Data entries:
· · ·
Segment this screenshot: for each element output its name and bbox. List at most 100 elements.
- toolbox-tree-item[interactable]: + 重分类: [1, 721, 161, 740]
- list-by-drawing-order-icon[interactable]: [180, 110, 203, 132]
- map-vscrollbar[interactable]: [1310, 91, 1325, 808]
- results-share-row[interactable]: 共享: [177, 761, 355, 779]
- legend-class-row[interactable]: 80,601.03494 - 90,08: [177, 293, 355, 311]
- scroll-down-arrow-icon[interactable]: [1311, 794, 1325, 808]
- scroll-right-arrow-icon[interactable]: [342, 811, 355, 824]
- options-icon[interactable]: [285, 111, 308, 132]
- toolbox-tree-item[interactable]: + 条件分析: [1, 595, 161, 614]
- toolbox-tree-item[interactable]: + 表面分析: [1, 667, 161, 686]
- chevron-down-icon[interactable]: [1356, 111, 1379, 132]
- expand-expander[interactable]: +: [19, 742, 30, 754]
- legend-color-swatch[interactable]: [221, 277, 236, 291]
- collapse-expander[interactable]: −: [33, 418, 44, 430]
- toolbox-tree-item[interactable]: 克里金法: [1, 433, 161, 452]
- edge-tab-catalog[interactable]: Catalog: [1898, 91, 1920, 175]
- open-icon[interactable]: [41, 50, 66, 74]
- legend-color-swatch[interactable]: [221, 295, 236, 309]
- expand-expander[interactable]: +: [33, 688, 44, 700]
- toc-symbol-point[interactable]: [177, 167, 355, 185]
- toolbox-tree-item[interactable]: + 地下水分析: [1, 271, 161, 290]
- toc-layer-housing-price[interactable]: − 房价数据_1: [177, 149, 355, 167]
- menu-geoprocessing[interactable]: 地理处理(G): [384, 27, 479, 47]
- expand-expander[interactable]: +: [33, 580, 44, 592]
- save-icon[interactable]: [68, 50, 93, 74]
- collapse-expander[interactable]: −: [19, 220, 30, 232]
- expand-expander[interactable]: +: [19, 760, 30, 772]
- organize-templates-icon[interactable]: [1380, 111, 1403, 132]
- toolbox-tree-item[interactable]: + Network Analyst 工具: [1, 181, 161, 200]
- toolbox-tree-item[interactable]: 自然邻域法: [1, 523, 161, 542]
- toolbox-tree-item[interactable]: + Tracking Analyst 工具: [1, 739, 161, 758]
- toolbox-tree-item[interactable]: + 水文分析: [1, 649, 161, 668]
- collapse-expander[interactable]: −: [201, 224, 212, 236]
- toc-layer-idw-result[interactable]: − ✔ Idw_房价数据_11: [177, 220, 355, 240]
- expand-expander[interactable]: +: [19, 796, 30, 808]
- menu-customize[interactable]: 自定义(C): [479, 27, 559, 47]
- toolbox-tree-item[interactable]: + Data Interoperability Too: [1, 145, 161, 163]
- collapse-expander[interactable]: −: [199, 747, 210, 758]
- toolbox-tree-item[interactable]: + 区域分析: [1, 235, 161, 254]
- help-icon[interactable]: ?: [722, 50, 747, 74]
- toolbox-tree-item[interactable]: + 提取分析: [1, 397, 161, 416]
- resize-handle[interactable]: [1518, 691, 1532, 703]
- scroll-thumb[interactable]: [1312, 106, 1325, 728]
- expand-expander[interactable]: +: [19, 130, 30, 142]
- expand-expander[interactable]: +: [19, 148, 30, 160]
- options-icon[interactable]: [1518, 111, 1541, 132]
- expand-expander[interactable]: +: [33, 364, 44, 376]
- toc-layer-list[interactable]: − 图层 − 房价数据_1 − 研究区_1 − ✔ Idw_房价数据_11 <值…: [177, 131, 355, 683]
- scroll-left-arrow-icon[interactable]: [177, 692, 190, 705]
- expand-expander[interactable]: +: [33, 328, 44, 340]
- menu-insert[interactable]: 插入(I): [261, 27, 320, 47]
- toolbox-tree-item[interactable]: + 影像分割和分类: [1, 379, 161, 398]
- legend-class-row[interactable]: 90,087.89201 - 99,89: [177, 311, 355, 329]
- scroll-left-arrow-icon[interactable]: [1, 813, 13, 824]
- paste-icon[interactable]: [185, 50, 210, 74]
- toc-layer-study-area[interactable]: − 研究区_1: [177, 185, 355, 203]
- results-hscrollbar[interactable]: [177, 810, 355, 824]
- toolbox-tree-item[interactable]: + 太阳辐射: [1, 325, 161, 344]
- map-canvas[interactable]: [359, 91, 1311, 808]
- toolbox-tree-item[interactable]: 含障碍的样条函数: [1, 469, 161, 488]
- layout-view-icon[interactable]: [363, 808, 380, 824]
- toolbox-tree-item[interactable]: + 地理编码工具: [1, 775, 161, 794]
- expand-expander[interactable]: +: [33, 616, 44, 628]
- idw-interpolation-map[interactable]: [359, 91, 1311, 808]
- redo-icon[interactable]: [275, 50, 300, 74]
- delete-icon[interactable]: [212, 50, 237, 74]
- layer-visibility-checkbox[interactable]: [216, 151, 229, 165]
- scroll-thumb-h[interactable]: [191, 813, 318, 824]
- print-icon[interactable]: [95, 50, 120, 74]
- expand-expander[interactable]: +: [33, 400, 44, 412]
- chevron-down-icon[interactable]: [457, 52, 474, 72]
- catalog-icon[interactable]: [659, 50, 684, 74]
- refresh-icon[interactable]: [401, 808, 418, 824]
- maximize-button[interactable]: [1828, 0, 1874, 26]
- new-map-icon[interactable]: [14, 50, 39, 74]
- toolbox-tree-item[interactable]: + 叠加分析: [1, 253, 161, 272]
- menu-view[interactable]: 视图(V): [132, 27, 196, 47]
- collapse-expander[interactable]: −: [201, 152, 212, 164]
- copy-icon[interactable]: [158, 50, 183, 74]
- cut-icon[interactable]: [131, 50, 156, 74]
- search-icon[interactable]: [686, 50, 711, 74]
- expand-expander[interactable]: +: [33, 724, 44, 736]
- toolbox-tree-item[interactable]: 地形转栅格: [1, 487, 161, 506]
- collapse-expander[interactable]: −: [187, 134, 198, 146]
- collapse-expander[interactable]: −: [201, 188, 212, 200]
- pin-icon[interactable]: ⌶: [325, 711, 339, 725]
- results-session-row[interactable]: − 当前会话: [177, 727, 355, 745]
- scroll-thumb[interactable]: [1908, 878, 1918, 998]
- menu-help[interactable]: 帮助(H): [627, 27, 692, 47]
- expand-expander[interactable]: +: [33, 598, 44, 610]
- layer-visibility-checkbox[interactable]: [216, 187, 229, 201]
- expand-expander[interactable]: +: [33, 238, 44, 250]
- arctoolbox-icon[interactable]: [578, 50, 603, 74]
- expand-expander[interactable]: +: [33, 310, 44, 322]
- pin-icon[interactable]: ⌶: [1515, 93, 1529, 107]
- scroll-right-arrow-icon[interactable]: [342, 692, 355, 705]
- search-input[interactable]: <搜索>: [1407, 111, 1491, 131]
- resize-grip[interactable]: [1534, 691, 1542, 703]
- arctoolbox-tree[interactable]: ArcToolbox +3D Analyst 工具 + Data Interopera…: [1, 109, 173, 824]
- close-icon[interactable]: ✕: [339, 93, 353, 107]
· · ·
Task directions:
Please swap every "toolbox-tree-item" in the data above for "toolbox-node" and write out all the lines again, leaving everything else unchanged.

Complete response:
Segment this screenshot: for each element output its name and bbox. List at most 100 elements.
- toolbox-node[interactable]: + 重分类: [1, 721, 161, 740]
- list-by-drawing-order-icon[interactable]: [180, 110, 203, 132]
- map-vscrollbar[interactable]: [1310, 91, 1325, 808]
- results-share-row[interactable]: 共享: [177, 761, 355, 779]
- legend-class-row[interactable]: 80,601.03494 - 90,08: [177, 293, 355, 311]
- scroll-down-arrow-icon[interactable]: [1311, 794, 1325, 808]
- scroll-right-arrow-icon[interactable]: [342, 811, 355, 824]
- options-icon[interactable]: [285, 111, 308, 132]
- toolbox-node[interactable]: + 条件分析: [1, 595, 161, 614]
- toolbox-node[interactable]: + 表面分析: [1, 667, 161, 686]
- chevron-down-icon[interactable]: [1356, 111, 1379, 132]
- expand-expander[interactable]: +: [19, 742, 30, 754]
- legend-color-swatch[interactable]: [221, 277, 236, 291]
- collapse-expander[interactable]: −: [33, 418, 44, 430]
- toolbox-node[interactable]: 克里金法: [1, 433, 161, 452]
- edge-tab-catalog[interactable]: Catalog: [1898, 91, 1920, 175]
- open-icon[interactable]: [41, 50, 66, 74]
- legend-color-swatch[interactable]: [221, 295, 236, 309]
- expand-expander[interactable]: +: [33, 688, 44, 700]
- toc-symbol-point[interactable]: [177, 167, 355, 185]
- toolbox-node[interactable]: + 地下水分析: [1, 271, 161, 290]
- toc-layer-housing-price[interactable]: − 房价数据_1: [177, 149, 355, 167]
- menu-geoprocessing[interactable]: 地理处理(G): [384, 27, 479, 47]
- expand-expander[interactable]: +: [33, 580, 44, 592]
- save-icon[interactable]: [68, 50, 93, 74]
- collapse-expander[interactable]: −: [19, 220, 30, 232]
- expand-expander[interactable]: +: [19, 760, 30, 772]
- organize-templates-icon[interactable]: [1380, 111, 1403, 132]
- toolbox-node[interactable]: + Network Analyst 工具: [1, 181, 161, 200]
- toolbox-node[interactable]: 自然邻域法: [1, 523, 161, 542]
- toolbox-node[interactable]: + Tracking Analyst 工具: [1, 739, 161, 758]
- toolbox-node[interactable]: + 水文分析: [1, 649, 161, 668]
- collapse-expander[interactable]: −: [201, 224, 212, 236]
- toc-layer-idw-result[interactable]: − ✔ Idw_房价数据_11: [177, 220, 355, 240]
- expand-expander[interactable]: +: [19, 796, 30, 808]
- menu-customize[interactable]: 自定义(C): [479, 27, 559, 47]
- toolbox-node[interactable]: + Data Interoperability Too: [1, 145, 161, 163]
- collapse-expander[interactable]: −: [199, 747, 210, 758]
- toolbox-node[interactable]: + 区域分析: [1, 235, 161, 254]
- help-icon[interactable]: ?: [722, 50, 747, 74]
- toolbox-node[interactable]: + 提取分析: [1, 397, 161, 416]
- resize-handle[interactable]: [1518, 691, 1532, 703]
- scroll-thumb[interactable]: [1312, 106, 1325, 728]
- expand-expander[interactable]: +: [19, 130, 30, 142]
- expand-expander[interactable]: +: [19, 148, 30, 160]
- options-icon[interactable]: [1518, 111, 1541, 132]
- expand-expander[interactable]: +: [33, 364, 44, 376]
- toc-layer-list[interactable]: − 图层 − 房价数据_1 − 研究区_1 − ✔ Idw_房价数据_11 <值…: [177, 131, 355, 683]
- scroll-left-arrow-icon[interactable]: [177, 692, 190, 705]
- expand-expander[interactable]: +: [33, 328, 44, 340]
- menu-insert[interactable]: 插入(I): [261, 27, 320, 47]
- toolbox-node[interactable]: + 影像分割和分类: [1, 379, 161, 398]
- legend-class-row[interactable]: 90,087.89201 - 99,89: [177, 311, 355, 329]
- scroll-left-arrow-icon[interactable]: [1, 813, 13, 824]
- paste-icon[interactable]: [185, 50, 210, 74]
- toc-layer-study-area[interactable]: − 研究区_1: [177, 185, 355, 203]
- results-hscrollbar[interactable]: [177, 810, 355, 824]
- toolbox-node[interactable]: + 太阳辐射: [1, 325, 161, 344]
- map-canvas[interactable]: [359, 91, 1311, 808]
- toolbox-node[interactable]: 含障碍的样条函数: [1, 469, 161, 488]
- layout-view-icon[interactable]: [363, 808, 380, 824]
- toolbox-node[interactable]: + 地理编码工具: [1, 775, 161, 794]
- expand-expander[interactable]: +: [33, 616, 44, 628]
- idw-interpolation-map[interactable]: [359, 91, 1311, 808]
- redo-icon[interactable]: [275, 50, 300, 74]
- delete-icon[interactable]: [212, 50, 237, 74]
- layer-visibility-checkbox[interactable]: [216, 151, 229, 165]
- scroll-thumb-h[interactable]: [191, 813, 318, 824]
- print-icon[interactable]: [95, 50, 120, 74]
- expand-expander[interactable]: +: [33, 400, 44, 412]
- chevron-down-icon[interactable]: [457, 52, 474, 72]
- catalog-icon[interactable]: [659, 50, 684, 74]
- refresh-icon[interactable]: [401, 808, 418, 824]
- maximize-button[interactable]: [1828, 0, 1874, 26]
- new-map-icon[interactable]: [14, 50, 39, 74]
- toolbox-node[interactable]: + 叠加分析: [1, 253, 161, 272]
- menu-view[interactable]: 视图(V): [132, 27, 196, 47]
- collapse-expander[interactable]: −: [201, 152, 212, 164]
- copy-icon[interactable]: [158, 50, 183, 74]
- cut-icon[interactable]: [131, 50, 156, 74]
- search-icon[interactable]: [686, 50, 711, 74]
- expand-expander[interactable]: +: [33, 724, 44, 736]
- toolbox-node[interactable]: 地形转栅格: [1, 487, 161, 506]
- collapse-expander[interactable]: −: [187, 134, 198, 146]
- collapse-expander[interactable]: −: [201, 188, 212, 200]
- pin-icon[interactable]: ⌶: [325, 711, 339, 725]
- results-session-row[interactable]: − 当前会话: [177, 727, 355, 745]
- scroll-thumb[interactable]: [1908, 878, 1918, 998]
- menu-help[interactable]: 帮助(H): [627, 27, 692, 47]
- expand-expander[interactable]: +: [33, 598, 44, 610]
- layer-visibility-checkbox[interactable]: [216, 187, 229, 201]
- expand-expander[interactable]: +: [33, 238, 44, 250]
- arctoolbox-icon[interactable]: [578, 50, 603, 74]
- expand-expander[interactable]: +: [33, 310, 44, 322]
- pin-icon[interactable]: ⌶: [1515, 93, 1529, 107]
- scroll-right-arrow-icon[interactable]: [342, 692, 355, 705]
- search-input[interactable]: <搜索>: [1407, 111, 1491, 131]
- resize-grip[interactable]: [1534, 691, 1542, 703]
- arctoolbox-tree[interactable]: ArcToolbox +3D Analyst 工具 + Data Interopera…: [1, 109, 173, 824]
- close-icon[interactable]: ✕: [339, 93, 353, 107]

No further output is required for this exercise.